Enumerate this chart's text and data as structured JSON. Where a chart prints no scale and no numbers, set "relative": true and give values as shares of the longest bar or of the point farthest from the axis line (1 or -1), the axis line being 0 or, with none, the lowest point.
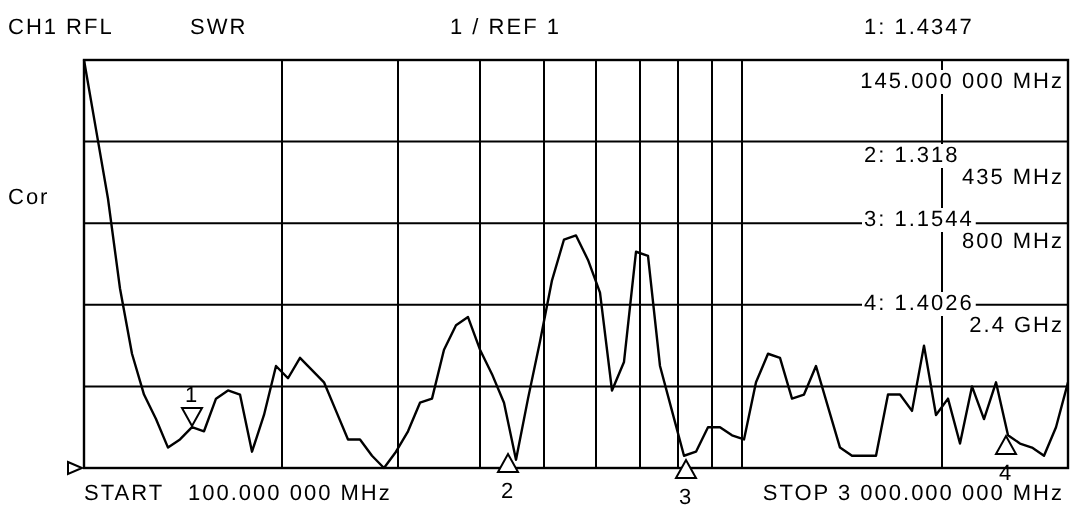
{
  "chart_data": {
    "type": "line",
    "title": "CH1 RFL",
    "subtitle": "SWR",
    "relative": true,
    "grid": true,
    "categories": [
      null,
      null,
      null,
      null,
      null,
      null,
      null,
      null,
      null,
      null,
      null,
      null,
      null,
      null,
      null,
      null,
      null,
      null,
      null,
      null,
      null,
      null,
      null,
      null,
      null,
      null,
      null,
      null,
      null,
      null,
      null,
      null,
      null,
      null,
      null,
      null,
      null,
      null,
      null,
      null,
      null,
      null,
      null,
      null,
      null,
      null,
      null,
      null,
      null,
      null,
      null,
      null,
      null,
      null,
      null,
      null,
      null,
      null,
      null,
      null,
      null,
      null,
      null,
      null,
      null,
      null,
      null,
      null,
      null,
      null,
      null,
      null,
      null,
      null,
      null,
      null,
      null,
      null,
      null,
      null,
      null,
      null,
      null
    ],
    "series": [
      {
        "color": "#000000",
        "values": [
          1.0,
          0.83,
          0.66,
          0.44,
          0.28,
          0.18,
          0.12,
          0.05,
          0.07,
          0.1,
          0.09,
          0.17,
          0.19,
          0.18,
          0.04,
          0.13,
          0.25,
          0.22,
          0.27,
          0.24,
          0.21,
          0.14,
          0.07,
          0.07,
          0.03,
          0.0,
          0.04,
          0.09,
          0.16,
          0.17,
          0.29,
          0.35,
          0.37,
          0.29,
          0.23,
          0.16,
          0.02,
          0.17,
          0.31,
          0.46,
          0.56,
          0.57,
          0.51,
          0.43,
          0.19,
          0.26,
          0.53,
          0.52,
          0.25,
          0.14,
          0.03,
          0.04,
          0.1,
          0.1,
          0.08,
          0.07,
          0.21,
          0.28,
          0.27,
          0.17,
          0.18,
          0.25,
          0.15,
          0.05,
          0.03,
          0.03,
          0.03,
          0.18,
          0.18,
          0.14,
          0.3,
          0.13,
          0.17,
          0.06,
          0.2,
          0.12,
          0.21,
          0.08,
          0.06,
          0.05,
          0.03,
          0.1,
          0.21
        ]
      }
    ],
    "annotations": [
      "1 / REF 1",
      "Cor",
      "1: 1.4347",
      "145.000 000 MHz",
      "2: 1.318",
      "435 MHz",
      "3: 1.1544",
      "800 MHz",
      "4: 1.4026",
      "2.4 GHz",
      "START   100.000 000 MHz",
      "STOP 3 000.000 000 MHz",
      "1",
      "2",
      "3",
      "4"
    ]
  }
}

========================================

Return all the entries word for word, but omit any pictures they contain.

**Task answer**
Enumerate this chart's text and data as structured JSON. Where a chart prints no scale and no numbers, set "relative": true and give values as shares of the longest bar or of the point farthest from the axis line (1 or -1), the axis line being 0 or, with none, the lowest point.
{
  "chart_data": {
    "type": "line",
    "title": "CH1 RFL",
    "subtitle": "SWR",
    "relative": true,
    "grid": true,
    "categories": [
      null,
      null,
      null,
      null,
      null,
      null,
      null,
      null,
      null,
      null,
      null,
      null,
      null,
      null,
      null,
      null,
      null,
      null,
      null,
      null,
      null,
      null,
      null,
      null,
      null,
      null,
      null,
      null,
      null,
      null,
      null,
      null,
      null,
      null,
      null,
      null,
      null,
      null,
      null,
      null,
      null,
      null,
      null,
      null,
      null,
      null,
      null,
      null,
      null,
      null,
      null,
      null,
      null,
      null,
      null,
      null,
      null,
      null,
      null,
      null,
      null,
      null,
      null,
      null,
      null,
      null,
      null,
      null,
      null,
      null,
      null,
      null,
      null,
      null,
      null,
      null,
      null,
      null,
      null,
      null,
      null,
      null,
      null
    ],
    "series": [
      {
        "color": "#000000",
        "values": [
          1.0,
          0.83,
          0.66,
          0.44,
          0.28,
          0.18,
          0.12,
          0.05,
          0.07,
          0.1,
          0.09,
          0.17,
          0.19,
          0.18,
          0.04,
          0.13,
          0.25,
          0.22,
          0.27,
          0.24,
          0.21,
          0.14,
          0.07,
          0.07,
          0.03,
          0.0,
          0.04,
          0.09,
          0.16,
          0.17,
          0.29,
          0.35,
          0.37,
          0.29,
          0.23,
          0.16,
          0.02,
          0.17,
          0.31,
          0.46,
          0.56,
          0.57,
          0.51,
          0.43,
          0.19,
          0.26,
          0.53,
          0.52,
          0.25,
          0.14,
          0.03,
          0.04,
          0.1,
          0.1,
          0.08,
          0.07,
          0.21,
          0.28,
          0.27,
          0.17,
          0.18,
          0.25,
          0.15,
          0.05,
          0.03,
          0.03,
          0.03,
          0.18,
          0.18,
          0.14,
          0.3,
          0.13,
          0.17,
          0.06,
          0.2,
          0.12,
          0.21,
          0.08,
          0.06,
          0.05,
          0.03,
          0.1,
          0.21
        ]
      }
    ],
    "annotations": [
      "1 / REF 1",
      "Cor",
      "1: 1.4347",
      "145.000 000 MHz",
      "2: 1.318",
      "435 MHz",
      "3: 1.1544",
      "800 MHz",
      "4: 1.4026",
      "2.4 GHz",
      "START   100.000 000 MHz",
      "STOP 3 000.000 000 MHz",
      "1",
      "2",
      "3",
      "4"
    ]
  }
}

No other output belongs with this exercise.